GOAL OF THE EXERCISE:
Quote everything from the start of the rows down to and including the line containing "section-vidareflytt — [211, 362, 961, 606]".

=====

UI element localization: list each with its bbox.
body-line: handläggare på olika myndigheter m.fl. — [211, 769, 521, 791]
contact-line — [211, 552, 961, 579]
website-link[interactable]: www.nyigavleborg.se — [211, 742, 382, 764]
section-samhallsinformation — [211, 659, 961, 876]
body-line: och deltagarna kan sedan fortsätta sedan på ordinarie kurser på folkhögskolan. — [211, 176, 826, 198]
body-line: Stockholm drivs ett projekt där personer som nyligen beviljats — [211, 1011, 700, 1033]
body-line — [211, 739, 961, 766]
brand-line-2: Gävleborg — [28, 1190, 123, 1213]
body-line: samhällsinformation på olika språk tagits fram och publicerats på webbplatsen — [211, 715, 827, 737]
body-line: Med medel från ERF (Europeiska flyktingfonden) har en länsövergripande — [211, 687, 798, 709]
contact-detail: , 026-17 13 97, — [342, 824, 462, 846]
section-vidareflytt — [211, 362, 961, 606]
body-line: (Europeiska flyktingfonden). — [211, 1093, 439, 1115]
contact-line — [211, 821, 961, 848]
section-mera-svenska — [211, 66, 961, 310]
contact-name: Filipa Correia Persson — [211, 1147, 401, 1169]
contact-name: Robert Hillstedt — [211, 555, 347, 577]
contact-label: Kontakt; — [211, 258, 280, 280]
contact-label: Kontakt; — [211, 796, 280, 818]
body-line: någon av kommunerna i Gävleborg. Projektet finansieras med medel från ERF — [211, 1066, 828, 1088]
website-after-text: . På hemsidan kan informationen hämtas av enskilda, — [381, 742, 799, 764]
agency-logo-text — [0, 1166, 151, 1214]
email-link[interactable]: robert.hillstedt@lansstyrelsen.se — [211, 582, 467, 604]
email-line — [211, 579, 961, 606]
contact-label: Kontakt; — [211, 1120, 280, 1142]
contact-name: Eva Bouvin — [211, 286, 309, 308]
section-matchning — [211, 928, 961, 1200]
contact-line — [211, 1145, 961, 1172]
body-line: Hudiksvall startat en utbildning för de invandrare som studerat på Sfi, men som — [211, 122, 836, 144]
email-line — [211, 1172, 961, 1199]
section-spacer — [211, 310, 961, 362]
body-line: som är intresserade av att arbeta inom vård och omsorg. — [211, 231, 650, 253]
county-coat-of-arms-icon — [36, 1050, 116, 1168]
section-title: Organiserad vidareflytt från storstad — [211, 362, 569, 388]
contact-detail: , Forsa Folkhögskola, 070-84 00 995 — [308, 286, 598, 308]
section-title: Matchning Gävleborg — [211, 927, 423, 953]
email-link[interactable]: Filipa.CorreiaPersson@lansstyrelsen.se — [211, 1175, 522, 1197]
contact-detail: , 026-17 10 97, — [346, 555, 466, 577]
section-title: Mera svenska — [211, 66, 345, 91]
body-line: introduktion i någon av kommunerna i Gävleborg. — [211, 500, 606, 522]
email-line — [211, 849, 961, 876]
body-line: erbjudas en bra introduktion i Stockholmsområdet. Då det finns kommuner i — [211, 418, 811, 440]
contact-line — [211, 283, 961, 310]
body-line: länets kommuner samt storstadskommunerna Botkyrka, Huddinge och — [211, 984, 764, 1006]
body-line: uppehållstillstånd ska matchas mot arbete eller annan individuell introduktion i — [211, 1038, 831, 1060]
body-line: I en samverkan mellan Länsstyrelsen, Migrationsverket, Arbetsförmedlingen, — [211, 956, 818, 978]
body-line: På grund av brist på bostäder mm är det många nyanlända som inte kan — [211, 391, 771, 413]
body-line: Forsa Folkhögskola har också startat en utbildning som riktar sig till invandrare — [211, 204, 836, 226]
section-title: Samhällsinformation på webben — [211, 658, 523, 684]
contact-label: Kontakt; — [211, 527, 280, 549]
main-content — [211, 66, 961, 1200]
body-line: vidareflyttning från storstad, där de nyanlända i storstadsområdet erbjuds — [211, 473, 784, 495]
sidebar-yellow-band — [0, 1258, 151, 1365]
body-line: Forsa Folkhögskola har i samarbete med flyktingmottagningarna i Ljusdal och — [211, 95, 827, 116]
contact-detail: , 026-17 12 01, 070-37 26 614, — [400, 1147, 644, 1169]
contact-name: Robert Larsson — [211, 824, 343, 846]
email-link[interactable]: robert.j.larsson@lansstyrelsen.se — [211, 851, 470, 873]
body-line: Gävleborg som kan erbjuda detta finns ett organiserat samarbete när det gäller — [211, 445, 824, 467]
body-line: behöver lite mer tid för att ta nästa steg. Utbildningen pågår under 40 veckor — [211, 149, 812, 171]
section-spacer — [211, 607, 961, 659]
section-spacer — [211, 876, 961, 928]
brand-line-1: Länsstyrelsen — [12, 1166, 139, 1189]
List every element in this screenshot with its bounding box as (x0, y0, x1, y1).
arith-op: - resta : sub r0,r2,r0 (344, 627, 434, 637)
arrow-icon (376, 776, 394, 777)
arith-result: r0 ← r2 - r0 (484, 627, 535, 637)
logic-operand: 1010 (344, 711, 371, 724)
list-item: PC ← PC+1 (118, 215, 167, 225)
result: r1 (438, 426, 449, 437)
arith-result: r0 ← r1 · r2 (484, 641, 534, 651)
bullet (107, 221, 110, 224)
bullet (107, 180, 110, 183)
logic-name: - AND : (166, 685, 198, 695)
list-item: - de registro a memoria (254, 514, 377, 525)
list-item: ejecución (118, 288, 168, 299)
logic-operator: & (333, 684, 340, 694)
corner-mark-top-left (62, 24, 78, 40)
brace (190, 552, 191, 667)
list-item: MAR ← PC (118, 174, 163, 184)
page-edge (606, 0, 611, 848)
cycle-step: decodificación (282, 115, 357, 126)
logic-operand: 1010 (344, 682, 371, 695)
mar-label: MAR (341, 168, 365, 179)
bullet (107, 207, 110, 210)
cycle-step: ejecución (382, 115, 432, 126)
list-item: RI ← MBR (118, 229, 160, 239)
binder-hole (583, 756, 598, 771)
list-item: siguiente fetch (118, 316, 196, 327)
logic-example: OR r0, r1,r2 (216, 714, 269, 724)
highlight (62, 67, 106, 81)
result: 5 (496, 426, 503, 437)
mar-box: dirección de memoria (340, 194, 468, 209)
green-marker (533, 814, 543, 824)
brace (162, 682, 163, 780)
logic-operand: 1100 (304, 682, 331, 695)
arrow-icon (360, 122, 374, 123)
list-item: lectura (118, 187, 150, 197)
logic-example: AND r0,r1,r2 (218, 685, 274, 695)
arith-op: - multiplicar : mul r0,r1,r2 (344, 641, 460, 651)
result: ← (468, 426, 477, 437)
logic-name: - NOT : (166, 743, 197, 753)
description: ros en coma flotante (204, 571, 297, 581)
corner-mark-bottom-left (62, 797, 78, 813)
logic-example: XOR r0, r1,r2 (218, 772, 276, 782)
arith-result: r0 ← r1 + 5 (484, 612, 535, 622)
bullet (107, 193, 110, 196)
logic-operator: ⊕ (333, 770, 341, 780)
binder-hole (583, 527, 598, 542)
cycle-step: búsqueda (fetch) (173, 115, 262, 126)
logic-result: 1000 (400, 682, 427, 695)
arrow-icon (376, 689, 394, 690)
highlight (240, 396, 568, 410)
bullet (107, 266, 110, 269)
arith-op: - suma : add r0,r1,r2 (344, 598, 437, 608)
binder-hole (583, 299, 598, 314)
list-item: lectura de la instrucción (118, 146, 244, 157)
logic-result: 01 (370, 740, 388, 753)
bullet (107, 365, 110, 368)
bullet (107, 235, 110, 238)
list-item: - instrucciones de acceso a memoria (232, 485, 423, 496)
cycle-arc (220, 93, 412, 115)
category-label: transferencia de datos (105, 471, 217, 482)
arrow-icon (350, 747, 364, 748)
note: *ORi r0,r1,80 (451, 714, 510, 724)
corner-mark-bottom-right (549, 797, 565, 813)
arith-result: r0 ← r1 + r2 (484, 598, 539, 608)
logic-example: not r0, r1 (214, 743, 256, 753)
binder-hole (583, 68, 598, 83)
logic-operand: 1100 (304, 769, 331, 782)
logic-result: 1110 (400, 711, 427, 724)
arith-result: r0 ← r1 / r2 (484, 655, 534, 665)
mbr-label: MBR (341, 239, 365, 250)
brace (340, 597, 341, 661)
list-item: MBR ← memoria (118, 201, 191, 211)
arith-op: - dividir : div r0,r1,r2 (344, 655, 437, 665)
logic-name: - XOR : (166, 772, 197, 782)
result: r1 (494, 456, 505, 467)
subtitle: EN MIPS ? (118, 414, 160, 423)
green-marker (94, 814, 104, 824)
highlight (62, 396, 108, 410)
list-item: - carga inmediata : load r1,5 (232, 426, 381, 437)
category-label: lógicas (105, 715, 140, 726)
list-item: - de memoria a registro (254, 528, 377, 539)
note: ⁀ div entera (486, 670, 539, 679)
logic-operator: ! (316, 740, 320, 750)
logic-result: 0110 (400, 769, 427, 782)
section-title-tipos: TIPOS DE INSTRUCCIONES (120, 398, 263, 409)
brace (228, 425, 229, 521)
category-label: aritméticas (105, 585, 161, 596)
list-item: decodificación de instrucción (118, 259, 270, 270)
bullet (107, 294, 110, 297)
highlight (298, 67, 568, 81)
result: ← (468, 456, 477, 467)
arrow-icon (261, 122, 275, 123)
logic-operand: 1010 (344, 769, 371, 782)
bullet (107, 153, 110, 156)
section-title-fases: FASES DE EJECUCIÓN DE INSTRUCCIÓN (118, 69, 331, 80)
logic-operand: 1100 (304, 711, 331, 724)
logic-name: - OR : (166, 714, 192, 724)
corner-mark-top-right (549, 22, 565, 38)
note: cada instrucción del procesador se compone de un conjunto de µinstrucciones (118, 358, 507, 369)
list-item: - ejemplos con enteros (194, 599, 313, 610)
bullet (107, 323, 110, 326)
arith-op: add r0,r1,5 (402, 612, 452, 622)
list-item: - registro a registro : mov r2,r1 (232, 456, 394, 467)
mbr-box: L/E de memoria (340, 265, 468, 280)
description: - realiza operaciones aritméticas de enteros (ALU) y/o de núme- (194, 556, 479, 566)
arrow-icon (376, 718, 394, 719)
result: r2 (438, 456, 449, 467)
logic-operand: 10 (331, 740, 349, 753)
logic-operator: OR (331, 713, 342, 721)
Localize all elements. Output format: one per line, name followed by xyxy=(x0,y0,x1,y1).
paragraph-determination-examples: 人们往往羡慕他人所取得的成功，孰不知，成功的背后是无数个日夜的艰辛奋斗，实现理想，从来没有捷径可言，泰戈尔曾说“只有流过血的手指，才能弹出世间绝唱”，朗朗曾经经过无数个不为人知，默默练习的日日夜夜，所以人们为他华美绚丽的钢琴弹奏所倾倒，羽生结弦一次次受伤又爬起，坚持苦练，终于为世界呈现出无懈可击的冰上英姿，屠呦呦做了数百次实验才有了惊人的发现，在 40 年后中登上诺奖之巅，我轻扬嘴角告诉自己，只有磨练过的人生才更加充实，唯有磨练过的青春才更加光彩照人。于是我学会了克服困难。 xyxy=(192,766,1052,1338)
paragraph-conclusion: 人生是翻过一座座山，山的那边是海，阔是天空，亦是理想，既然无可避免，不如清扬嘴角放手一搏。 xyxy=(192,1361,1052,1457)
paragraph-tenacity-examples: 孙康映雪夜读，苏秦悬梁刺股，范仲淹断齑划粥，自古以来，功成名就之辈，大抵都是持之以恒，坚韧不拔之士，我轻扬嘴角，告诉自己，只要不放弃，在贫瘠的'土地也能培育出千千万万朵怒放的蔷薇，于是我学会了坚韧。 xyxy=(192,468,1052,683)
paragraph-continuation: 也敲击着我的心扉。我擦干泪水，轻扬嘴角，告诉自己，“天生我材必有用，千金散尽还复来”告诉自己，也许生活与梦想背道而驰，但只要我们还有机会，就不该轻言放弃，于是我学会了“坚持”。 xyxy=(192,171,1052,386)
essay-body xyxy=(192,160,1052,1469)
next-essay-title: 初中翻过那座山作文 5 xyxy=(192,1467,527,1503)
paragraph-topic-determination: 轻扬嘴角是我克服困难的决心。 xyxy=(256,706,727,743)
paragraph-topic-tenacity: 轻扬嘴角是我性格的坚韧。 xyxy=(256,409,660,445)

=====

FINISHED EXERCISE:
UI element localization: list each with its bbox.
body-line: handläggare på olika myndigheter m.fl. — [211, 769, 521, 791]
contact-line — [211, 552, 961, 579]
website-link[interactable]: www.nyigavleborg.se — [211, 742, 382, 764]
section-samhallsinformation — [211, 659, 961, 876]
body-line: och deltagarna kan sedan fortsätta sedan på ordinarie kurser på folkhögskolan. — [211, 176, 826, 198]
body-line: Stockholm drivs ett projekt där personer som nyligen beviljats — [211, 1011, 700, 1033]
body-line — [211, 739, 961, 766]
brand-line-2: Gävleborg — [28, 1190, 123, 1213]
body-line: samhällsinformation på olika språk tagits fram och publicerats på webbplatsen — [211, 715, 827, 737]
body-line: Med medel från ERF (Europeiska flyktingfonden) har en länsövergripande — [211, 687, 798, 709]
contact-detail: , 026-17 13 97, — [342, 824, 462, 846]
section-vidareflytt — [211, 362, 961, 606]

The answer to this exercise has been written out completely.